● WRITTEN INSTRUCTION: Output the data word for word, dropping every image.

[START EXERCISE DATA]

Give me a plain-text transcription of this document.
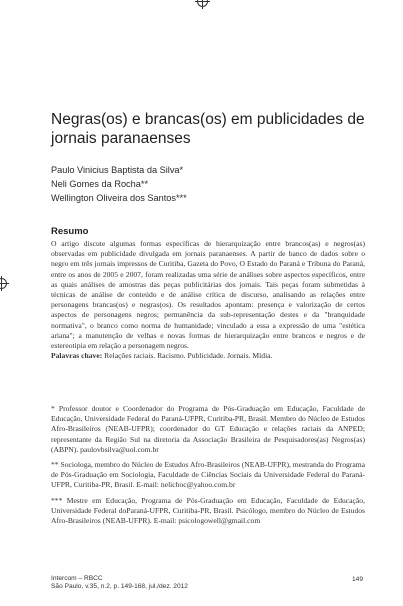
Negras(os) e brancas(os) em publicidades de jornais paranaenses
Paulo Vinicius Baptista da Silva*
Neli Gomes da Rocha**
Wellington Oliveira dos Santos***
Resumo

O artigo discute algumas formas específicas de hierarquização entre brancos(as) e negros(as) observadas em publicidade divulgada em jornais paranaenses. A partir de banco de dados sobre o negro em três jornais impressos de Curitiba, Gazeta do Povo, O Estado do Paraná e Tribuna do Paraná, entre os anos de 2005 e 2007, foram realizadas uma série de análises sobre aspectos específicos, entre as quais análises de amostras das peças publicitárias dos jornais. Tais peças foram submetidas à técnicas de análise de conteúdo e de análise crítica de discurso, analisando as relações entre personagens brancas(os) e negras(os). Os resultados apontam: presença e valorização de certos aspectos de personagens negros; permanência da sub-representação destes e da "branquidade normativa", o branco como norma de humanidade; vinculado a essa a expressão de uma "estética ariana"; a manutenção de velhas e novas formas de hierarquização entre brancos e negros e de estereotipia em relação a personagem negros.

Palavras chave: Relações raciais. Racismo. Publicidade. Jornais. Mídia.

* Professor doutor e Coordenador do Programa de Pós-Graduação em Educação, Faculdade de Educação, Universidade Federal do Paraná-UFPR, Curitiba-PR, Brasil. Membro do Núcleo de Estudos Afro-Brasileiros (NEAB-UFPR); coordenador do GT Educação e relações raciais da ANPED; representante da Região Sul na diretoria da Associação Brasileira de Pesquisadores(as) Negros(as) (ABPN). paulovbsilva@uol.com.br

** Sociologa, membro do Núcleo de Estudos Afro-Brasileiros (NEAB-UFPR), mestranda do Programa de Pós-Graduação em Sociologia, Faculdade de Ciências Sociais da Universidade Federal do Paraná-UFPR, Curitiba-PR, Brasil. E-mail: nelichoc@yahoo.com.br

*** Mestre em Educação, Programa de Pós-Graduação em Educação, Faculdade de Educação, Universidade Federal doParaná-UFPR, Curitiba-PR, Brasil. Psicólogo, membro do Núcleo de Estudos Afro-Brasileiros (NEAB-UFPR). E-mail: psicologowell@gmail.com

Intercom – RBCC
São Paulo, v.35, n.2, p. 149-168, jul./dez. 2012
149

[END EXERCISE DATA]

● TASK RESULT:
Give me a plain-text transcription of this document.
Negras(os) e brancas(os) em publicidades de jornais paranaenses
Paulo Vinicius Baptista da Silva*
Neli Gomes da Rocha**
Wellington Oliveira dos Santos***
Resumo

O artigo discute algumas formas específicas de hierarquização entre brancos(as) e negros(as) observadas em publicidade divulgada em jornais paranaenses. A partir de banco de dados sobre o negro em três jornais impressos de Curitiba, Gazeta do Povo, O Estado do Paraná e Tribuna do Paraná, entre os anos de 2005 e 2007, foram realizadas uma série de análises sobre aspectos específicos, entre as quais análises de amostras das peças publicitárias dos jornais. Tais peças foram submetidas à técnicas de análise de conteúdo e de análise crítica de discurso, analisando as relações entre personagens brancas(os) e negras(os). Os resultados apontam: presença e valorização de certos aspectos de personagens negros; permanência da sub-representação destes e da "branquidade normativa", o branco como norma de humanidade; vinculado a essa a expressão de uma "estética ariana"; a manutenção de velhas e novas formas de hierarquização entre brancos e negros e de estereotipia em relação a personagem negros.

Palavras chave: Relações raciais. Racismo. Publicidade. Jornais. Mídia.

* Professor doutor e Coordenador do Programa de Pós-Graduação em Educação, Faculdade de Educação, Universidade Federal do Paraná-UFPR, Curitiba-PR, Brasil. Membro do Núcleo de Estudos Afro-Brasileiros (NEAB-UFPR); coordenador do GT Educação e relações raciais da ANPED; representante da Região Sul na diretoria da Associação Brasileira de Pesquisadores(as) Negros(as) (ABPN). paulovbsilva@uol.com.br

** Sociologa, membro do Núcleo de Estudos Afro-Brasileiros (NEAB-UFPR), mestranda do Programa de Pós-Graduação em Sociologia, Faculdade de Ciências Sociais da Universidade Federal do Paraná-UFPR, Curitiba-PR, Brasil. E-mail: nelichoc@yahoo.com.br

*** Mestre em Educação, Programa de Pós-Graduação em Educação, Faculdade de Educação, Universidade Federal doParaná-UFPR, Curitiba-PR, Brasil. Psicólogo, membro do Núcleo de Estudos Afro-Brasileiros (NEAB-UFPR). E-mail: psicologowell@gmail.com

Intercom – RBCC
São Paulo, v.35, n.2, p. 149-168, jul./dez. 2012
149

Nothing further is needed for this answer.